What the task requires
The data must be written out once more, precisely as given.

─── Dataset records ───

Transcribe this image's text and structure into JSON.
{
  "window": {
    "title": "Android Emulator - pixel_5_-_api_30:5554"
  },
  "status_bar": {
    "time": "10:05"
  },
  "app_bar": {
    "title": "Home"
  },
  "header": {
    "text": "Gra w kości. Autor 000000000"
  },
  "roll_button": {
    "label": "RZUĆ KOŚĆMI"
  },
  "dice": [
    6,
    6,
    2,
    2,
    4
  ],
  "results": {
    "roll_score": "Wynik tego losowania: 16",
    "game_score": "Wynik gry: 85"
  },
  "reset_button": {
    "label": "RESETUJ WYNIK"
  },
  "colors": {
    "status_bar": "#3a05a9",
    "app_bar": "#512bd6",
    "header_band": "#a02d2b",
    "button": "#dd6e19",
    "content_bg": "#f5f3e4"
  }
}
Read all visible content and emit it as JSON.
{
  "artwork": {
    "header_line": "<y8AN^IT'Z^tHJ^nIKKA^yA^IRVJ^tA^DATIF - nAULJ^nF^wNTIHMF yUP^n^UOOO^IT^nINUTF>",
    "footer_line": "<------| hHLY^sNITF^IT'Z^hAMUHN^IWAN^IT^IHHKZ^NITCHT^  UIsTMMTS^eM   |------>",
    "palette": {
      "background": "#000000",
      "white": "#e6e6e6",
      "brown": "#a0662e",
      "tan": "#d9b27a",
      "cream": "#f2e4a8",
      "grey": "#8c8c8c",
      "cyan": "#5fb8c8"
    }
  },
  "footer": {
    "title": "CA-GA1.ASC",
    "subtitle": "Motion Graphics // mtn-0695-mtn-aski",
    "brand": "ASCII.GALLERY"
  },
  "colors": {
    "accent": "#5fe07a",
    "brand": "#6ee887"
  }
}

───

The answer
Transcribe this image's text and structure into JSON.
{
  "window": {
    "title": "Android Emulator - pixel_5_-_api_30:5554"
  },
  "status_bar": {
    "time": "10:05"
  },
  "app_bar": {
    "title": "Home"
  },
  "header": {
    "text": "Gra w kości. Autor 000000000"
  },
  "roll_button": {
    "label": "RZUĆ KOŚĆMI"
  },
  "dice": [
    6,
    6,
    2,
    2,
    4
  ],
  "results": {
    "roll_score": "Wynik tego losowania: 16",
    "game_score": "Wynik gry: 85"
  },
  "reset_button": {
    "label": "RESETUJ WYNIK"
  },
  "colors": {
    "status_bar": "#3a05a9",
    "app_bar": "#512bd6",
    "header_band": "#a02d2b",
    "button": "#dd6e19",
    "content_bg": "#f5f3e4"
  }
}
Read all visible content and emit it as JSON.
{
  "artwork": {
    "header_line": "<y8AN^IT'Z^tHJ^nIKKA^yA^IRVJ^tA^DATIF - nAULJ^nF^wNTIHMF yUP^n^UOOO^IT^nINUTF>",
    "footer_line": "<------| hHLY^sNITF^IT'Z^hAMUHN^IWAN^IT^IHHKZ^NITCHT^  UIsTMMTS^eM   |------>",
    "palette": {
      "background": "#000000",
      "white": "#e6e6e6",
      "brown": "#a0662e",
      "tan": "#d9b27a",
      "cream": "#f2e4a8",
      "grey": "#8c8c8c",
      "cyan": "#5fb8c8"
    }
  },
  "footer": {
    "title": "CA-GA1.ASC",
    "subtitle": "Motion Graphics // mtn-0695-mtn-aski",
    "brand": "ASCII.GALLERY"
  },
  "colors": {
    "accent": "#5fe07a",
    "brand": "#6ee887"
  }
}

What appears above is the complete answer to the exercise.